▶ [EXERCISE REQUIREMENTS]: Scan the material below for the string "JSON", and copy every line where it shows up.

▶ [GIVEN DATA]:
****************************************
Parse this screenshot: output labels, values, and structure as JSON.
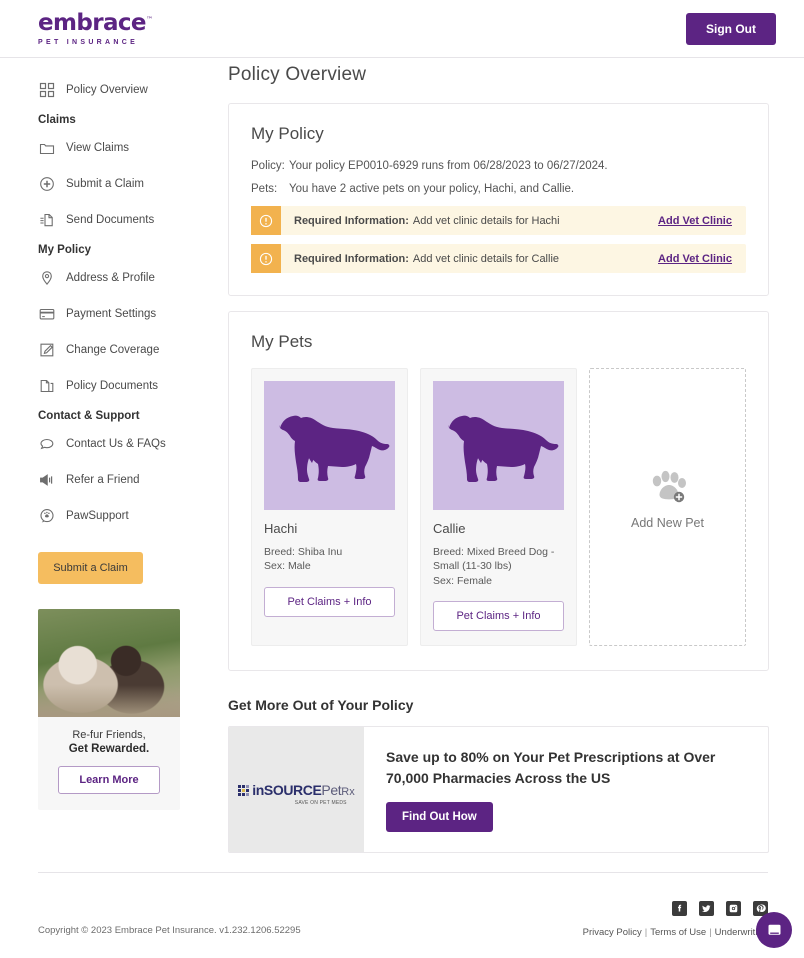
{
  "header": {
    "logo_main": "embrace",
    "logo_tm": "™",
    "logo_sub": "PET INSURANCE",
    "sign_out": "Sign Out"
  },
  "sidebar": {
    "top_item": {
      "label": "Policy Overview",
      "icon": "grid-icon"
    },
    "groups": [
      {
        "title": "Claims",
        "items": [
          {
            "label": "View Claims",
            "icon": "folder-icon"
          },
          {
            "label": "Submit a Claim",
            "icon": "plus-circle-icon"
          },
          {
            "label": "Send Documents",
            "icon": "send-document-icon"
          }
        ]
      },
      {
        "title": "My Policy",
        "items": [
          {
            "label": "Address & Profile",
            "icon": "location-pin-icon"
          },
          {
            "label": "Payment Settings",
            "icon": "credit-card-icon"
          },
          {
            "label": "Change Coverage",
            "icon": "pencil-edit-icon"
          },
          {
            "label": "Policy Documents",
            "icon": "documents-icon"
          }
        ]
      },
      {
        "title": "Contact & Support",
        "items": [
          {
            "label": "Contact Us & FAQs",
            "icon": "speech-bubble-icon"
          },
          {
            "label": "Refer a Friend",
            "icon": "megaphone-icon"
          },
          {
            "label": "PawSupport",
            "icon": "paw-circle-icon"
          }
        ]
      }
    ],
    "submit_claim_button": "Submit a Claim",
    "refer_promo": {
      "line1": "Re-fur Friends,",
      "line2": "Get Rewarded.",
      "button": "Learn More"
    }
  },
  "main": {
    "page_title": "Policy Overview",
    "policy_card": {
      "title": "My Policy",
      "rows": [
        {
          "label": "Policy:",
          "value": "Your policy EP0010-6929 runs from 06/28/2023 to 06/27/2024."
        },
        {
          "label": "Pets:",
          "value": "You have 2 active pets on your policy, Hachi, and Callie."
        }
      ],
      "alerts": [
        {
          "strong": "Required Information:",
          "text": "Add vet clinic details for Hachi",
          "link": "Add Vet Clinic"
        },
        {
          "strong": "Required Information:",
          "text": "Add vet clinic details for Callie",
          "link": "Add Vet Clinic"
        }
      ]
    },
    "pets_card": {
      "title": "My Pets",
      "pets": [
        {
          "name": "Hachi",
          "breed_label": "Breed:",
          "breed": "Shiba Inu",
          "sex_label": "Sex:",
          "sex": "Male",
          "button": "Pet Claims + Info"
        },
        {
          "name": "Callie",
          "breed_label": "Breed:",
          "breed": "Mixed Breed Dog - Small (11-30 lbs)",
          "sex_label": "Sex:",
          "sex": "Female",
          "button": "Pet Claims + Info"
        }
      ],
      "add_pet": {
        "label": "Add New Pet",
        "icon": "paw-plus-icon"
      }
    },
    "promo": {
      "section_title": "Get More Out of Your Policy",
      "logo_in": "inSOURCE",
      "logo_pet": "Pet",
      "logo_rx": "Rx",
      "logo_tagline": "SAVE ON PET MEDS",
      "headline": "Save up to 80% on Your Pet Prescriptions at Over 70,000 Pharmacies Across the US",
      "button": "Find Out How"
    }
  },
  "footer": {
    "copyright": "Copyright © 2023  Embrace Pet Insurance. v1.232.1206.52295",
    "socials": [
      "facebook-icon",
      "twitter-icon",
      "instagram-icon",
      "pinterest-icon"
    ],
    "links": [
      "Privacy Policy",
      "Terms of Use",
      "Underwriting"
    ],
    "separator": "|"
  },
  "colors": {
    "brand_purple": "#5c2483",
    "alert_orange": "#f2b24e",
    "alert_bg": "#fdf6e3",
    "accent_yellow": "#f5bd5f",
    "pet_photo_bg": "#cdbce3"
  }
}
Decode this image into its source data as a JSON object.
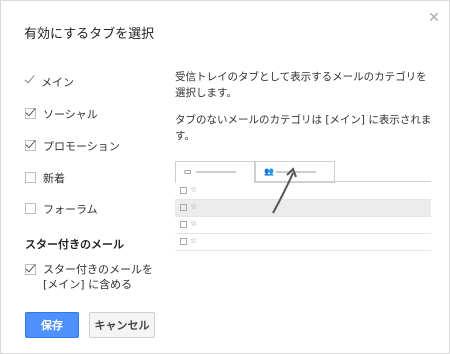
{
  "dialog": {
    "title": "有効にするタブを選択",
    "close_icon": "close-icon"
  },
  "options": [
    {
      "label": "メイン",
      "checked": true,
      "locked": true
    },
    {
      "label": "ソーシャル",
      "checked": true
    },
    {
      "label": "プロモーション",
      "checked": true
    },
    {
      "label": "新着",
      "checked": false
    },
    {
      "label": "フォーラム",
      "checked": false
    }
  ],
  "starred": {
    "heading": "スター付きのメール",
    "option_line1": "スター付きのメールを",
    "option_line2": "[メイン] に含める",
    "checked": true
  },
  "description": {
    "line1": "受信トレイのタブとして表示するメールのカテゴリを",
    "line2": "選択します。",
    "line3": "タブのないメールのカテゴリは [メイン] に表示されま",
    "line4": "す。"
  },
  "preview": {
    "tab1_icon": "inbox-icon",
    "tab2_icon": "people-icon",
    "row_glyphs": "☐ ☆"
  },
  "buttons": {
    "save": "保存",
    "cancel": "キャンセル"
  },
  "colors": {
    "accent": "#4d90fe"
  }
}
****************************************
▶ [RESULT OF THE TASK]:
Parse this screenshot: output labels, values, and structure as JSON.
Decode this image into its source data as a JSON object.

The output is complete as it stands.